Aim of the task –
Can you find the lines of the listing that include "California" and copy every one?
----------------------------------------
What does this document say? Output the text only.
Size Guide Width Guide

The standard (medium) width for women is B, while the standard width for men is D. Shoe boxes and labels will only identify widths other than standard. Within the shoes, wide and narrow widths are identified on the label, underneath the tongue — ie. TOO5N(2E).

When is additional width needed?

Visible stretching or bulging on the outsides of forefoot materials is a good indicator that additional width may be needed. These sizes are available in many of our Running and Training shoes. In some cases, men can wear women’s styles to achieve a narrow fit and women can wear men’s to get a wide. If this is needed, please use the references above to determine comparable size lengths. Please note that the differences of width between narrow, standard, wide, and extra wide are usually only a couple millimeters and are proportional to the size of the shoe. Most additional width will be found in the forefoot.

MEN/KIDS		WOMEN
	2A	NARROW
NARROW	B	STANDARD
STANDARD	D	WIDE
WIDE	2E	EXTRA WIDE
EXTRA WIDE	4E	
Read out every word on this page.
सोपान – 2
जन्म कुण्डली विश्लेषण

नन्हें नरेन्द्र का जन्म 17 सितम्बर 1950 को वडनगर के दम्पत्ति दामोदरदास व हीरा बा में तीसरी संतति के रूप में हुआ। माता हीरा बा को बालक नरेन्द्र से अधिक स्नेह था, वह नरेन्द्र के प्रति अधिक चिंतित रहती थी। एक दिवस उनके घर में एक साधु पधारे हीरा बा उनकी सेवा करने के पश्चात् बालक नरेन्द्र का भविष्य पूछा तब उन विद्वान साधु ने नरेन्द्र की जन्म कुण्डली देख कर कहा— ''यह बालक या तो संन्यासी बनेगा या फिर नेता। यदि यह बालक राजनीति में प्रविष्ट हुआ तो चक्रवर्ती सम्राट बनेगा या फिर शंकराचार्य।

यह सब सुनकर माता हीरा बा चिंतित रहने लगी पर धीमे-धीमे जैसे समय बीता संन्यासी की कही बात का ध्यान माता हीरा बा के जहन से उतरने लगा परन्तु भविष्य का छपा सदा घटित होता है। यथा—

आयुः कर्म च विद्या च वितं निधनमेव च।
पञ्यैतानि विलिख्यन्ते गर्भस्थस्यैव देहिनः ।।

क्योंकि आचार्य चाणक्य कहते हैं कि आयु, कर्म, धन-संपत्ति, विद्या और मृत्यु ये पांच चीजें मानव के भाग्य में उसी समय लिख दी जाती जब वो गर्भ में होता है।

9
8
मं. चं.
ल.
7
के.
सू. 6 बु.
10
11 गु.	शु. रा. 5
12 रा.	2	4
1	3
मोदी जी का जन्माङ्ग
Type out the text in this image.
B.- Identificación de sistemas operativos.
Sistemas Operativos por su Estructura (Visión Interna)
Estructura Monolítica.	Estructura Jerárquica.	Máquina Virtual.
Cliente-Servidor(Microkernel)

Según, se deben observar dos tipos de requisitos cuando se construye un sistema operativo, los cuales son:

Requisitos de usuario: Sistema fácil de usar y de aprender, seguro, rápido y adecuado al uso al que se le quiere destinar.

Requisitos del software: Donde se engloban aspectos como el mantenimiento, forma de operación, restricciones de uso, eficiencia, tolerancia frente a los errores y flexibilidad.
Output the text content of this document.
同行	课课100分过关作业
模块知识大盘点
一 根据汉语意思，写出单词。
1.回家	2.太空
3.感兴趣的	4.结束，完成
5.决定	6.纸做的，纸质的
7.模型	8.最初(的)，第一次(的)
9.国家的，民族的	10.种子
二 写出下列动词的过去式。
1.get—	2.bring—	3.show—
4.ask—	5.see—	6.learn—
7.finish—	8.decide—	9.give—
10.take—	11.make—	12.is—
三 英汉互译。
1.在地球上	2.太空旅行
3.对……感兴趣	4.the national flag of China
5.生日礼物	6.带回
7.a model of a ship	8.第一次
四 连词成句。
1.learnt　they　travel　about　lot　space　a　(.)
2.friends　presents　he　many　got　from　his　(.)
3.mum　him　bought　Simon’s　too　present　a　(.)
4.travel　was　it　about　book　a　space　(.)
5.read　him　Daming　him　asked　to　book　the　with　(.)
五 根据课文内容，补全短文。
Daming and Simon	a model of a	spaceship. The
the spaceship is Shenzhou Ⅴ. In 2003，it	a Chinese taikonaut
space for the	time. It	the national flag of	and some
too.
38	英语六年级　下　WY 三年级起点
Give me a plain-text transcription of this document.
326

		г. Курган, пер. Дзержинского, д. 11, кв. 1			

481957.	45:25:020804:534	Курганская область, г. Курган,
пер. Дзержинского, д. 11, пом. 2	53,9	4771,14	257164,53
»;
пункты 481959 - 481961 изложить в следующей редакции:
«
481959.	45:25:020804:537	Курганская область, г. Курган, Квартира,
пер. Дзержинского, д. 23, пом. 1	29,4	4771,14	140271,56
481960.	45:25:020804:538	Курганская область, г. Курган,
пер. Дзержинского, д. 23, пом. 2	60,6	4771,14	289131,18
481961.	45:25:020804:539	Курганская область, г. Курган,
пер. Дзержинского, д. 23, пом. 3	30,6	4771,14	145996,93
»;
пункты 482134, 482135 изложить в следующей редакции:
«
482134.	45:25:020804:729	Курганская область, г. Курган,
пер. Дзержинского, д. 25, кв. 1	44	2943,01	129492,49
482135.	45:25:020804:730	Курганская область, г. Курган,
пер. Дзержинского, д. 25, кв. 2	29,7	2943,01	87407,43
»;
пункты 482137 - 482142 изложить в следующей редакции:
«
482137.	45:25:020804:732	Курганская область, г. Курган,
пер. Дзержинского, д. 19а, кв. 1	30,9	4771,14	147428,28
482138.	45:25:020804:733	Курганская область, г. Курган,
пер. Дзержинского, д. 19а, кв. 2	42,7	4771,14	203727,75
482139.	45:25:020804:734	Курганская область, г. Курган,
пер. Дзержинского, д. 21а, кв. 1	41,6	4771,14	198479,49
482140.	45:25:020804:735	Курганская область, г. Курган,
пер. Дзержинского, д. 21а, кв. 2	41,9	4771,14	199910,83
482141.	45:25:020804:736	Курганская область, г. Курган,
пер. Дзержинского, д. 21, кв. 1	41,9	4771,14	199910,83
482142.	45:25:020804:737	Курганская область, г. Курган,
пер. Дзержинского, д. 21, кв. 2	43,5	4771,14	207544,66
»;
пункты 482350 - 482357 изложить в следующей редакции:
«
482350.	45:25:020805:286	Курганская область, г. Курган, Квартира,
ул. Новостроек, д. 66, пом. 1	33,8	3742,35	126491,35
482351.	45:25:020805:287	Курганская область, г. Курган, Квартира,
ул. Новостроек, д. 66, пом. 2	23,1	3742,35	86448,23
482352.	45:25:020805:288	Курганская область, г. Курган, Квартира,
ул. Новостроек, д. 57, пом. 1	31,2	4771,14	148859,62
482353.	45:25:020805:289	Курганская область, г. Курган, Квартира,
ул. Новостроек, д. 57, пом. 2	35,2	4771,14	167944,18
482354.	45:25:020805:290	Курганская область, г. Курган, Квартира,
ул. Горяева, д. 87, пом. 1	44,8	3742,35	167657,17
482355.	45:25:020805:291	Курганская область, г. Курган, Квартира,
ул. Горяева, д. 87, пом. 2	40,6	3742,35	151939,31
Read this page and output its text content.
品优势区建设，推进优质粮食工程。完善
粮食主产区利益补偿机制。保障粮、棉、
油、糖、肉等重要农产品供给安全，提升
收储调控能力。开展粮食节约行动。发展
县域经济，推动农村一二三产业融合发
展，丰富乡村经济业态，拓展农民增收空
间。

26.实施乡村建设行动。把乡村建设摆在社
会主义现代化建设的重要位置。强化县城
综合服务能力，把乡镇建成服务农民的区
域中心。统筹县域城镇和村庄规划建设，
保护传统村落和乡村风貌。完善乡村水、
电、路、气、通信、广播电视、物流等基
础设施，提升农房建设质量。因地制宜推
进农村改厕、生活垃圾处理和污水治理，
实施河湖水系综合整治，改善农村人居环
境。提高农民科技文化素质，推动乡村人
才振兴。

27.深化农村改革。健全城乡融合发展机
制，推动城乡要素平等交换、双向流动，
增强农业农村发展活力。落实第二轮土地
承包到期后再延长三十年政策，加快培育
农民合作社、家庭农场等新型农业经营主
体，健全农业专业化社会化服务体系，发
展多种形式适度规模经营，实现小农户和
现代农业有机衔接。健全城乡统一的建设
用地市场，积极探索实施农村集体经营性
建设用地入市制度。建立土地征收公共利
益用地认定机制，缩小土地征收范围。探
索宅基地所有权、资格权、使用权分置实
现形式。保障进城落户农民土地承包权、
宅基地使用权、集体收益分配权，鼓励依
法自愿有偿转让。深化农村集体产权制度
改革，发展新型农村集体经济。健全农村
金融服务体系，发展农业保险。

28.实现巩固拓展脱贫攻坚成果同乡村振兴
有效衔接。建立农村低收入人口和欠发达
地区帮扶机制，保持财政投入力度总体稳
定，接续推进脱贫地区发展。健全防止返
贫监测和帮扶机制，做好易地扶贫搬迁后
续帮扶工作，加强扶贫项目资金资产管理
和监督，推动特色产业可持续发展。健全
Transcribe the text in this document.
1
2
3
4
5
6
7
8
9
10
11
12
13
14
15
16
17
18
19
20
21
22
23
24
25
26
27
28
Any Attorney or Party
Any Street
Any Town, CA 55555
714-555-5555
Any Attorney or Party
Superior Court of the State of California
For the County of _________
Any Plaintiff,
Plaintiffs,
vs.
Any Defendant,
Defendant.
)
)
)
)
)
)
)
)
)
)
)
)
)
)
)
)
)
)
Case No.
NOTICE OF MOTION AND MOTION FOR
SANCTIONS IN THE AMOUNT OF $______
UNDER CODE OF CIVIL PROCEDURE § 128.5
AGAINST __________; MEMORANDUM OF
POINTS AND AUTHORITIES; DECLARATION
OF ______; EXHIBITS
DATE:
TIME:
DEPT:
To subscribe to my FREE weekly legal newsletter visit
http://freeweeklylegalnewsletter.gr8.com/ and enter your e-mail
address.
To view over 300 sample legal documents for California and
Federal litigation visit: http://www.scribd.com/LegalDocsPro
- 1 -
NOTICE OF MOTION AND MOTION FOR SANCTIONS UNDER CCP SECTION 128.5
----------------------------------------
The completed task –
Superior Court of the State of California
To view over 300 sample legal documents for California and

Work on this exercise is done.